Task description: Look below for the line that contains "Enumerate this chart's", then copy it and each following line to the end of the records, minus any pictures.

(Records about charts and figures)
▬▬▬

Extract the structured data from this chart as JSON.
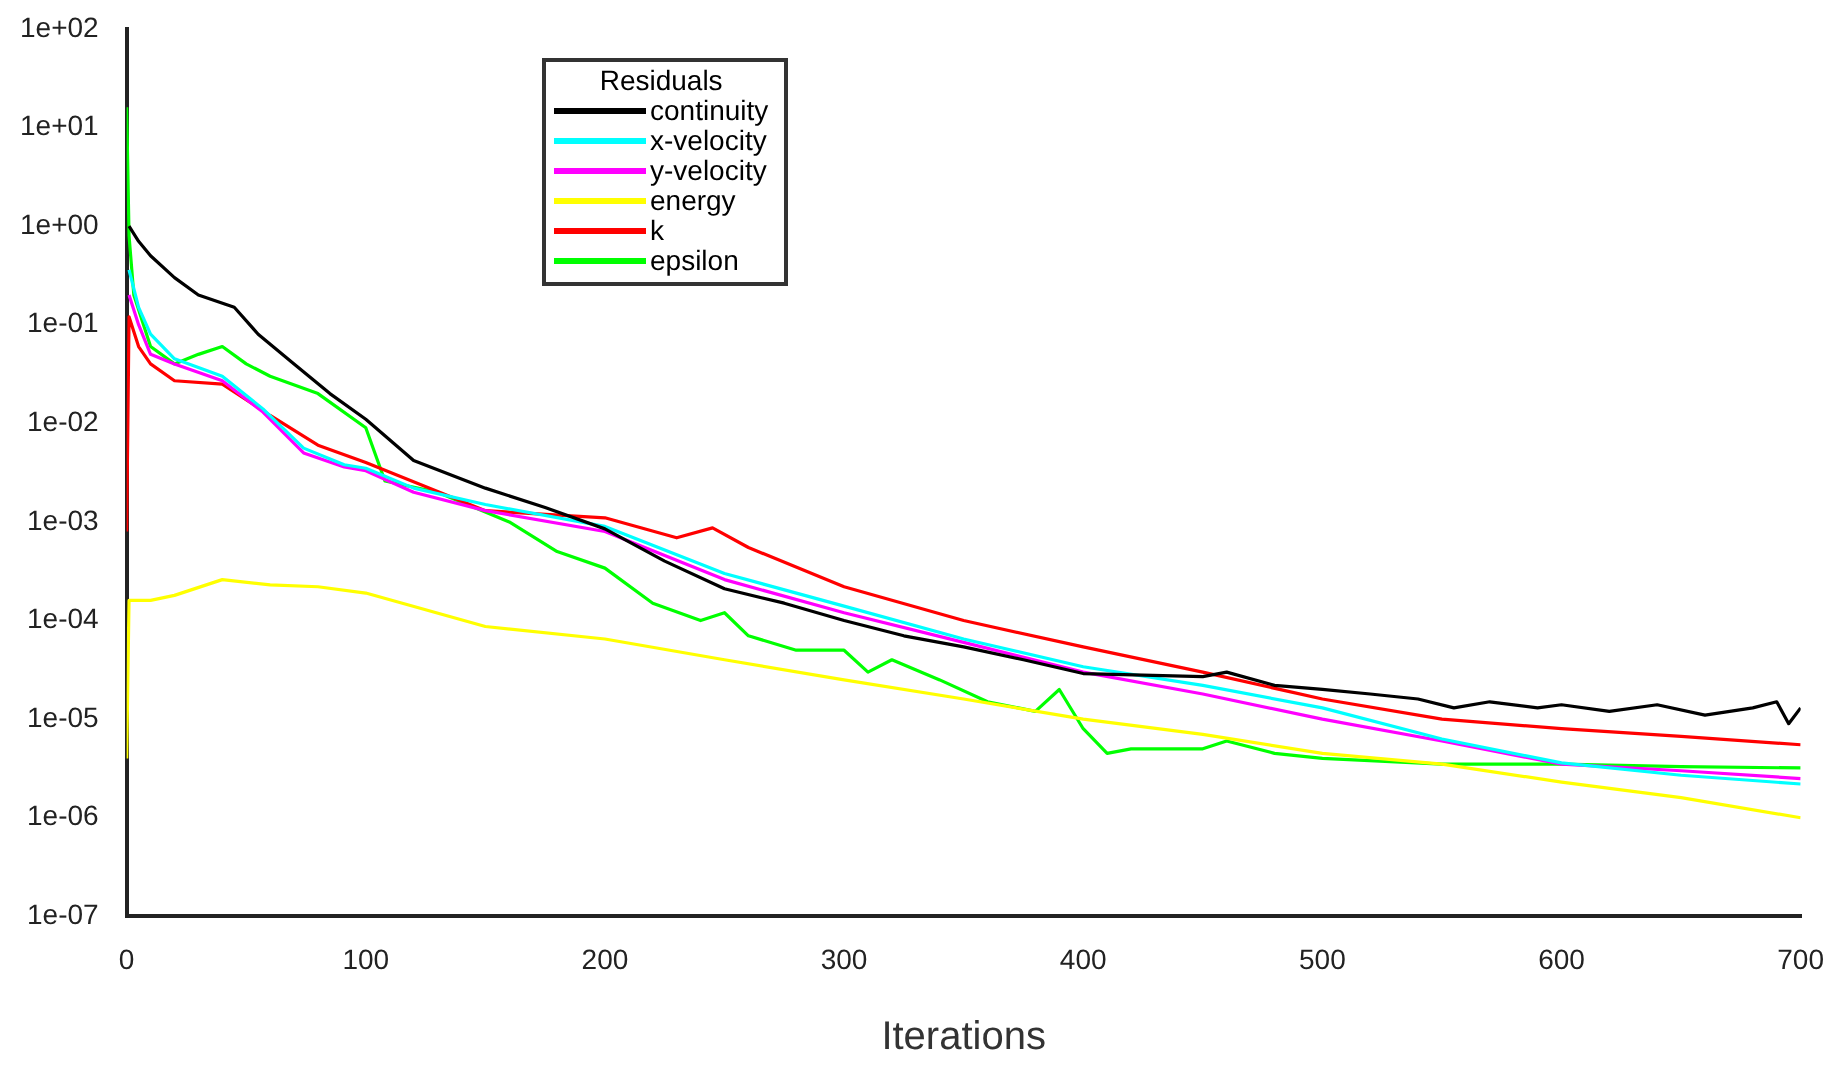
{
  "chart_data": {
    "type": "line",
    "xlabel": "Iterations",
    "legend_title": "Residuals",
    "legend": "top",
    "grid": false,
    "log": "y",
    "marker": "none",
    "line_style": "solid",
    "xlim": [
      0,
      700
    ],
    "xticks": [
      0,
      100,
      200,
      300,
      400,
      500,
      600,
      700
    ],
    "ylim": [
      1e-07,
      100
    ],
    "yticks": [
      {
        "value": 1e-07,
        "label": "1e-07"
      },
      {
        "value": 1e-06,
        "label": "1e-06"
      },
      {
        "value": 1e-05,
        "label": "1e-05"
      },
      {
        "value": 0.0001,
        "label": "1e-04"
      },
      {
        "value": 0.001,
        "label": "1e-03"
      },
      {
        "value": 0.01,
        "label": "1e-02"
      },
      {
        "value": 0.1,
        "label": "1e-01"
      },
      {
        "value": 1,
        "label": "1e+00"
      },
      {
        "value": 10,
        "label": "1e+01"
      },
      {
        "value": 100,
        "label": "1e+02"
      }
    ],
    "series": [
      {
        "name": "continuity",
        "color": "#000000",
        "x": [
          1,
          5,
          10,
          20,
          30,
          45,
          55,
          70,
          85,
          100,
          120,
          150,
          175,
          200,
          225,
          250,
          275,
          300,
          325,
          350,
          375,
          400,
          425,
          450,
          460,
          480,
          500,
          520,
          540,
          555,
          570,
          590,
          600,
          620,
          640,
          660,
          680,
          690,
          695,
          700
        ],
        "values": [
          1.0,
          0.7,
          0.5,
          0.3,
          0.2,
          0.15,
          0.08,
          0.04,
          0.02,
          0.011,
          0.0042,
          0.0022,
          0.0014,
          0.00085,
          0.0004,
          0.00021,
          0.00015,
          0.0001,
          7e-05,
          5.4e-05,
          4e-05,
          2.9e-05,
          2.8e-05,
          2.7e-05,
          3e-05,
          2.2e-05,
          2e-05,
          1.8e-05,
          1.6e-05,
          1.3e-05,
          1.5e-05,
          1.3e-05,
          1.4e-05,
          1.2e-05,
          1.4e-05,
          1.1e-05,
          1.3e-05,
          1.5e-05,
          9e-06,
          1.3e-05
        ]
      },
      {
        "name": "x-velocity",
        "color": "#00ffff",
        "x": [
          1,
          5,
          10,
          20,
          40,
          57,
          74,
          91,
          100,
          120,
          150,
          200,
          250,
          300,
          350,
          400,
          450,
          500,
          550,
          600,
          650,
          700
        ],
        "values": [
          0.36,
          0.15,
          0.08,
          0.045,
          0.03,
          0.014,
          0.0056,
          0.0038,
          0.0035,
          0.0022,
          0.0015,
          0.0009,
          0.0003,
          0.00014,
          6.5e-05,
          3.4e-05,
          2.2e-05,
          1.3e-05,
          6.3e-06,
          3.6e-06,
          2.7e-06,
          2.2e-06
        ]
      },
      {
        "name": "y-velocity",
        "color": "#ff00ff",
        "x": [
          1,
          5,
          10,
          20,
          40,
          57,
          74,
          91,
          100,
          120,
          150,
          200,
          250,
          300,
          350,
          400,
          450,
          500,
          550,
          600,
          650,
          700
        ],
        "values": [
          0.2,
          0.1,
          0.05,
          0.04,
          0.027,
          0.013,
          0.005,
          0.0036,
          0.0033,
          0.002,
          0.0013,
          0.0008,
          0.00026,
          0.00012,
          6e-05,
          3e-05,
          1.8e-05,
          1e-05,
          6e-06,
          3.5e-06,
          3e-06,
          2.5e-06
        ]
      },
      {
        "name": "energy",
        "color": "#ffff00",
        "x": [
          0,
          1,
          10,
          20,
          40,
          60,
          80,
          100,
          150,
          200,
          250,
          300,
          350,
          400,
          450,
          500,
          550,
          600,
          650,
          700
        ],
        "values": [
          4e-06,
          0.00016,
          0.00016,
          0.00018,
          0.00026,
          0.00023,
          0.00022,
          0.00019,
          8.7e-05,
          6.5e-05,
          4e-05,
          2.5e-05,
          1.6e-05,
          1e-05,
          7e-06,
          4.5e-06,
          3.5e-06,
          2.3e-06,
          1.6e-06,
          1e-06
        ]
      },
      {
        "name": "k",
        "color": "#ff0000",
        "x": [
          0,
          1,
          5,
          10,
          20,
          40,
          60,
          80,
          100,
          150,
          200,
          230,
          245,
          260,
          300,
          350,
          400,
          450,
          500,
          550,
          600,
          650,
          700
        ],
        "values": [
          0.0008,
          0.12,
          0.06,
          0.04,
          0.027,
          0.025,
          0.012,
          0.006,
          0.004,
          0.0013,
          0.0011,
          0.00069,
          0.00087,
          0.00055,
          0.00022,
          0.0001,
          5.4e-05,
          3e-05,
          1.6e-05,
          1e-05,
          8e-06,
          6.7e-06,
          5.5e-06
        ]
      },
      {
        "name": "epsilon",
        "color": "#00ff00",
        "x": [
          0,
          1,
          3,
          10,
          20,
          30,
          40,
          50,
          60,
          80,
          100,
          108,
          130,
          160,
          180,
          200,
          220,
          240,
          250,
          260,
          280,
          300,
          310,
          320,
          340,
          360,
          380,
          390,
          400,
          410,
          420,
          450,
          460,
          480,
          500,
          550,
          600,
          650,
          700
        ],
        "values": [
          16,
          0.8,
          0.2,
          0.06,
          0.04,
          0.05,
          0.06,
          0.04,
          0.03,
          0.02,
          0.009,
          0.0026,
          0.002,
          0.001,
          0.0005,
          0.00034,
          0.00015,
          0.0001,
          0.00012,
          7e-05,
          5e-05,
          5e-05,
          3e-05,
          4e-05,
          2.5e-05,
          1.5e-05,
          1.2e-05,
          2e-05,
          8e-06,
          4.5e-06,
          5e-06,
          5e-06,
          6e-06,
          4.5e-06,
          4e-06,
          3.5e-06,
          3.5e-06,
          3.3e-06,
          3.2e-06
        ]
      }
    ]
  }
}
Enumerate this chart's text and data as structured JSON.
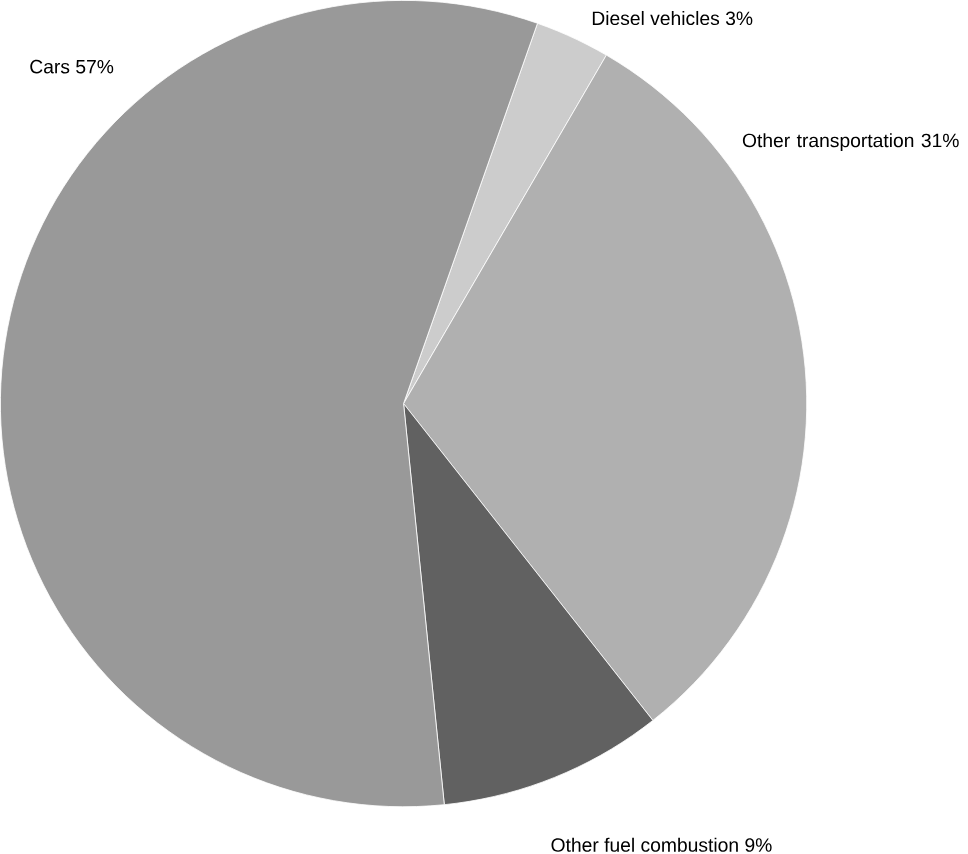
{
  "chart_data": {
    "type": "pie",
    "categories": [
      "Diesel vehicles",
      "Other transportation",
      "Other fuel combustion",
      "Cars"
    ],
    "values": [
      3,
      31,
      9,
      57
    ],
    "value_labels": [
      "3%",
      "31%",
      "9%",
      "57%"
    ],
    "colors": [
      "#cccccc",
      "#b0b0b0",
      "#616161",
      "#999999"
    ]
  }
}
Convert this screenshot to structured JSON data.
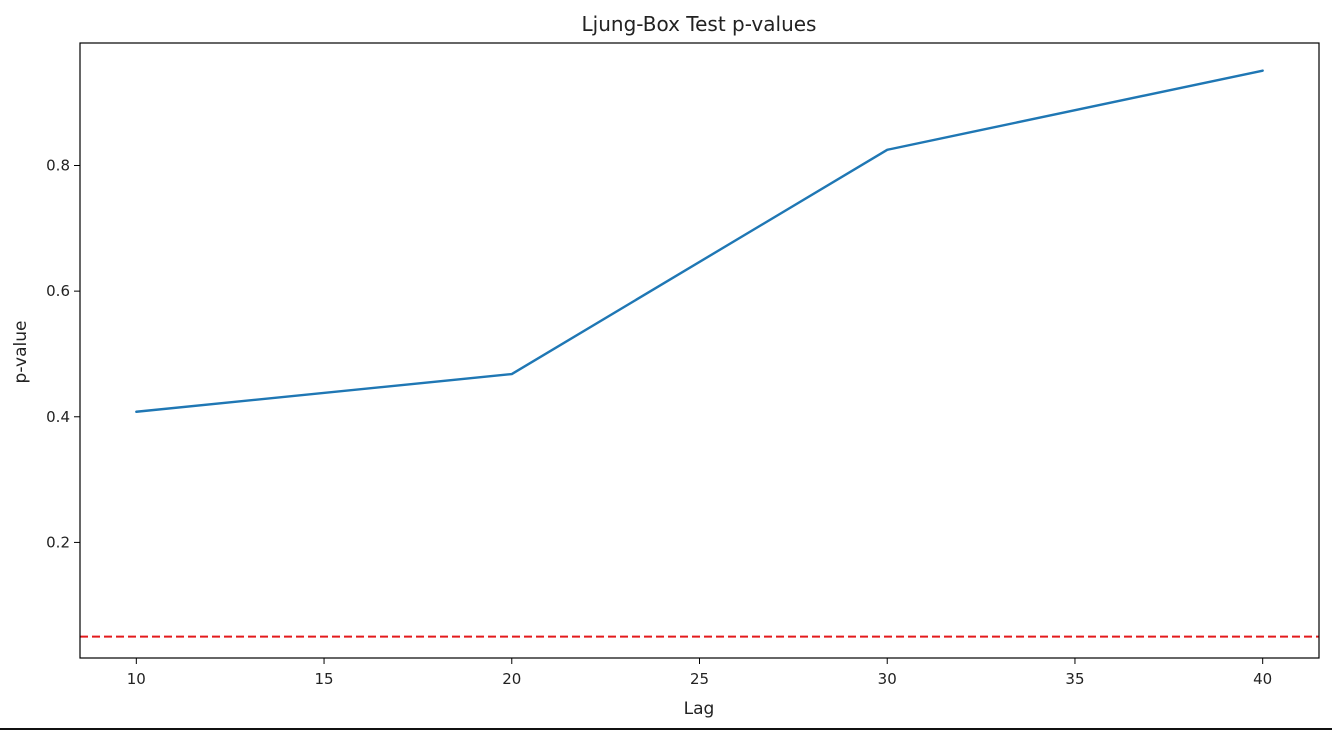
{
  "chart_data": {
    "type": "line",
    "title": "Ljung-Box Test p-values",
    "xlabel": "Lag",
    "ylabel": "p-value",
    "x": [
      10,
      20,
      30,
      40
    ],
    "series": [
      {
        "values": [
          0.408,
          0.468,
          0.825,
          0.951
        ],
        "color": "#1f77b4"
      }
    ],
    "reference_line": {
      "y": 0.05,
      "color": "#e31a1c",
      "style": "dashed"
    },
    "xlim": [
      8.5,
      41.5
    ],
    "ylim": [
      0.016,
      0.995
    ],
    "xticks": [
      10,
      15,
      20,
      25,
      30,
      35,
      40
    ],
    "xtick_labels": [
      "10",
      "15",
      "20",
      "25",
      "30",
      "35",
      "40"
    ],
    "yticks": [
      0.2,
      0.4,
      0.6,
      0.8
    ],
    "ytick_labels": [
      "0.2",
      "0.4",
      "0.6",
      "0.8"
    ],
    "grid": false,
    "legend": "none"
  }
}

▬▬▬

In response:
Enumerate this chart's text and data as structured JSON.
{
  "chart_data": {
    "type": "pie",
    "categories": [
      "Diesel vehicles",
      "Other transportation",
      "Other fuel combustion",
      "Cars"
    ],
    "values": [
      3,
      31,
      9,
      57
    ],
    "value_labels": [
      "3%",
      "31%",
      "9%",
      "57%"
    ],
    "colors": [
      "#cccccc",
      "#b0b0b0",
      "#616161",
      "#999999"
    ]
  }
}
Convert this screenshot to structured JSON data.
{
  "chart_data": {
    "type": "line",
    "title": "Ljung-Box Test p-values",
    "xlabel": "Lag",
    "ylabel": "p-value",
    "x": [
      10,
      20,
      30,
      40
    ],
    "series": [
      {
        "values": [
          0.408,
          0.468,
          0.825,
          0.951
        ],
        "color": "#1f77b4"
      }
    ],
    "reference_line": {
      "y": 0.05,
      "color": "#e31a1c",
      "style": "dashed"
    },
    "xlim": [
      8.5,
      41.5
    ],
    "ylim": [
      0.016,
      0.995
    ],
    "xticks": [
      10,
      15,
      20,
      25,
      30,
      35,
      40
    ],
    "xtick_labels": [
      "10",
      "15",
      "20",
      "25",
      "30",
      "35",
      "40"
    ],
    "yticks": [
      0.2,
      0.4,
      0.6,
      0.8
    ],
    "ytick_labels": [
      "0.2",
      "0.4",
      "0.6",
      "0.8"
    ],
    "grid": false,
    "legend": "none"
  }
}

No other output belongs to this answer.